Data entries for graphics
========================================================================

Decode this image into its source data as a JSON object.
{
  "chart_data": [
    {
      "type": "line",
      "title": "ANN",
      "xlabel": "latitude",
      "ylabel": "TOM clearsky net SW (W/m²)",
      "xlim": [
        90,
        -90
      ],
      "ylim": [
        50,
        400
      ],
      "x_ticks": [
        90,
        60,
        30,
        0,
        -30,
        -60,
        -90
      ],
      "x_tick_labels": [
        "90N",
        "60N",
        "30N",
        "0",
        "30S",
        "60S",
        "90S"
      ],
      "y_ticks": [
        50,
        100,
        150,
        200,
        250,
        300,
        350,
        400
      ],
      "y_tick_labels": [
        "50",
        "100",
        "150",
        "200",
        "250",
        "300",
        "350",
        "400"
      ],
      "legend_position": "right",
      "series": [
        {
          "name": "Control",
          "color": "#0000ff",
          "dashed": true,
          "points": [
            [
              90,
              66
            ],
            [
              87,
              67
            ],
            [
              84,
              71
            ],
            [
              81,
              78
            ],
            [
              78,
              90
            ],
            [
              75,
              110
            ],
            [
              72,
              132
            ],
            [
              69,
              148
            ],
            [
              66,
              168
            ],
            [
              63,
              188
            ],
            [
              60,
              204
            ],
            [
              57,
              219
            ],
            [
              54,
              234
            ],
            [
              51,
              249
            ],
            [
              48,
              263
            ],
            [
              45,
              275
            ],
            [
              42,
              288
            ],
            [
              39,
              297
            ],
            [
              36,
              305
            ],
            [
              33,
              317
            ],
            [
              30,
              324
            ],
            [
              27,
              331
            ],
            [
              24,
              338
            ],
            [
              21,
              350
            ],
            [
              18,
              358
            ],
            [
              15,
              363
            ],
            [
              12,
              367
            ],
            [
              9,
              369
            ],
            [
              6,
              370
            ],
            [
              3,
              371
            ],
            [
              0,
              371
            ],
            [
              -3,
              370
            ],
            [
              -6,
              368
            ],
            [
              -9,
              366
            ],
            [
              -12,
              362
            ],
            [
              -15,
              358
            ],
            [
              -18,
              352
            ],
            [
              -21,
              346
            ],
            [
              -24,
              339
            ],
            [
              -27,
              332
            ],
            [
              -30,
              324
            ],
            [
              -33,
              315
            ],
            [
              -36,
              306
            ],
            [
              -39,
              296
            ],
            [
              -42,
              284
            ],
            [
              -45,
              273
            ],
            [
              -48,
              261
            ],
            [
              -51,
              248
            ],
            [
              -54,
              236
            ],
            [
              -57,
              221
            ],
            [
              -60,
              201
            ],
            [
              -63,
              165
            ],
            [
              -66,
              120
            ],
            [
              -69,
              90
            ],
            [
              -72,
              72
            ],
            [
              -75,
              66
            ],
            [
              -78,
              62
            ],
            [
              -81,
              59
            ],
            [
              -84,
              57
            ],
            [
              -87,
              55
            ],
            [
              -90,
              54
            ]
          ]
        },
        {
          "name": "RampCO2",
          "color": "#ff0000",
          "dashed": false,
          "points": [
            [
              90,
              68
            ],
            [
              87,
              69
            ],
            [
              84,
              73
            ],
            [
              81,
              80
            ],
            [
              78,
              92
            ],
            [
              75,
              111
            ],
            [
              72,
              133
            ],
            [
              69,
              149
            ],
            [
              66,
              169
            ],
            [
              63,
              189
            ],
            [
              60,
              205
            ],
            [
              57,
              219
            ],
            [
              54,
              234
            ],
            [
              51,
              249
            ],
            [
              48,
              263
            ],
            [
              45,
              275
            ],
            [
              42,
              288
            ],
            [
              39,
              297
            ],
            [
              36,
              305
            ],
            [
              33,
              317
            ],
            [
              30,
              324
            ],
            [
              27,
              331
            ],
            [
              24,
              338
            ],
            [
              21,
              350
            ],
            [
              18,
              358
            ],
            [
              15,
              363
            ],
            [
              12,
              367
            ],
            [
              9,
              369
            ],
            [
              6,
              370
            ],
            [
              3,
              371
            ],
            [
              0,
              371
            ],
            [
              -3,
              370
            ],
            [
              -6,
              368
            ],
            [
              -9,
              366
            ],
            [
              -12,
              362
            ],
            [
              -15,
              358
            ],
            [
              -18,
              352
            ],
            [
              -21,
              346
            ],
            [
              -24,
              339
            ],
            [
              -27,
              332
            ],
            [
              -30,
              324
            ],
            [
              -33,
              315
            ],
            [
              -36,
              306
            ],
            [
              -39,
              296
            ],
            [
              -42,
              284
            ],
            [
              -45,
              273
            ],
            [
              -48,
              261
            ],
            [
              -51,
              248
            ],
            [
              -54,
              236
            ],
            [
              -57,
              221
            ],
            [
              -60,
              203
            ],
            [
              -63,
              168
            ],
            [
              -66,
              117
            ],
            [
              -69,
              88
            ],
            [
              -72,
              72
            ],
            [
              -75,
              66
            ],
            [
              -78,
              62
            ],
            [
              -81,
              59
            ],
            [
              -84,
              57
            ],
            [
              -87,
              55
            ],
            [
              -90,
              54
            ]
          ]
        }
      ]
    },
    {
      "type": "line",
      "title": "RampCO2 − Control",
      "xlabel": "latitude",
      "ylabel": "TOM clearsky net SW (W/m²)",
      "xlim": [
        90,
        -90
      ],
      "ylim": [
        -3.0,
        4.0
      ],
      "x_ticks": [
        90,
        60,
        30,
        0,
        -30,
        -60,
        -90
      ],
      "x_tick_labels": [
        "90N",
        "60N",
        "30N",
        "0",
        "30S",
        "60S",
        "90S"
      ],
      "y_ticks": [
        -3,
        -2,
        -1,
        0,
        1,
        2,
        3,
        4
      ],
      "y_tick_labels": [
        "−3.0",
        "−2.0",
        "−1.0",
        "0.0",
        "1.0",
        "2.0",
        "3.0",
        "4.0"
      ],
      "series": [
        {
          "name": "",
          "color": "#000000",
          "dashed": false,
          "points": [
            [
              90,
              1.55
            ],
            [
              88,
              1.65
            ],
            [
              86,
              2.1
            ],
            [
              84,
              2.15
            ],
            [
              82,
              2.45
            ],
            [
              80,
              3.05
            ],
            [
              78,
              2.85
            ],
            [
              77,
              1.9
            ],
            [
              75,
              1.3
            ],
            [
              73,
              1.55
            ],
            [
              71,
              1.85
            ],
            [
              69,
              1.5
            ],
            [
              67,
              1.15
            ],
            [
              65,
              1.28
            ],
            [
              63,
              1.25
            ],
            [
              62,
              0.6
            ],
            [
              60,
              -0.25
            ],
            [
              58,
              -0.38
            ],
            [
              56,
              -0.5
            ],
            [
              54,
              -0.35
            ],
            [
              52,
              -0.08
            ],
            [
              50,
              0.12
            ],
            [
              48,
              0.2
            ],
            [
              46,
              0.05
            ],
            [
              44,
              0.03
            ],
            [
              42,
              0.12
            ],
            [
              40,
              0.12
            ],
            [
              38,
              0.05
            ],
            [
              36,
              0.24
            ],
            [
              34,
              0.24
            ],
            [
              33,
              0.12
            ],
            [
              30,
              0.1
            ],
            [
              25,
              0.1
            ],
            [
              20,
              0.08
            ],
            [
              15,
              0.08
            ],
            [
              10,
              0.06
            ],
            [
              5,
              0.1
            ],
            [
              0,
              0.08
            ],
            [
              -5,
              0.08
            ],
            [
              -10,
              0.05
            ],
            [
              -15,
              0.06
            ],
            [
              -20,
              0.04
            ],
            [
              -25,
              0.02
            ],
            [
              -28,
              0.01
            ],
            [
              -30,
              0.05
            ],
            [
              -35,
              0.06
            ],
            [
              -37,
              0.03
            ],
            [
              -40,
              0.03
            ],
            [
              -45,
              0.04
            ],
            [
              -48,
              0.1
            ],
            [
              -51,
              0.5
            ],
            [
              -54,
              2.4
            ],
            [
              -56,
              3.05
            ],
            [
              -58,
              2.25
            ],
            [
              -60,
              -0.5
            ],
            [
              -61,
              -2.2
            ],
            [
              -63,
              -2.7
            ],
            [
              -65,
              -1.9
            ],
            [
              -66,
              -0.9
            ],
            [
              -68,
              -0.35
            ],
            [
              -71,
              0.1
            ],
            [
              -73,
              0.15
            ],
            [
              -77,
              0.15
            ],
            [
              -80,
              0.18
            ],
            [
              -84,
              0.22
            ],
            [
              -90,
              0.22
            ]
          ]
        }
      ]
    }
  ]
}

========================================================================

--- TASK INSTRUCTIONS ---
Pull out and copy each line containing the string "color".

--- FINAL RESULT ---
          "color": "#0000ff",
          "color": "#ff0000",
          "color": "#000000",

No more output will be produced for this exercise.